» Task
Omit the pictures, then write out every entry exactly as it reads.

» Material to process
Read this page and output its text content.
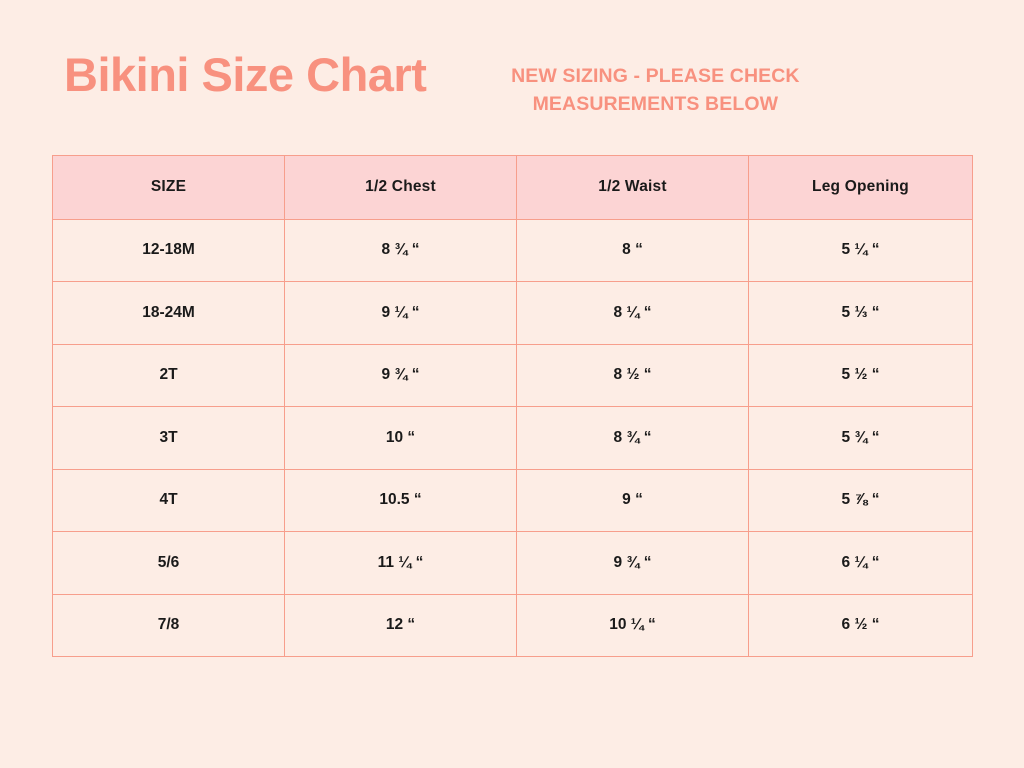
Bikini Size Chart	NEW SIZING - PLEASE CHECK MEASUREMENTS BELOW
SIZE	1/2 Chest	1/2 Waist	Leg Opening
12-18M	8 ¾ “	8 “	5 ¼ “
18-24M	9 ¼ “	8 ¼ “	5 ⅓ “
2T	9 ¾ “	8 ½ “	5 ½ “
3T	10 “	8 ¾ “	5 ¾ “
4T	10.5 “	9 “	5 ⅞ “
5/6	11 ¼ “	9 ¾ “	6 ¼ “
7/8	12 “	10 ¼ “	6 ½ “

» Output below
Read this page and output its text content.
Bikini Size Chart	NEW SIZING - PLEASE CHECK MEASUREMENTS BELOW
SIZE	1/2 Chest	1/2 Waist	Leg Opening
12-18M	8 ¾ “	8 “	5 ¼ “
18-24M	9 ¼ “	8 ¼ “	5 ⅓ “
2T	9 ¾ “	8 ½ “	5 ½ “
3T	10 “	8 ¾ “	5 ¾ “
4T	10.5 “	9 “	5 ⅞ “
5/6	11 ¼ “	9 ¾ “	6 ¼ “
7/8	12 “	10 ¼ “	6 ½ “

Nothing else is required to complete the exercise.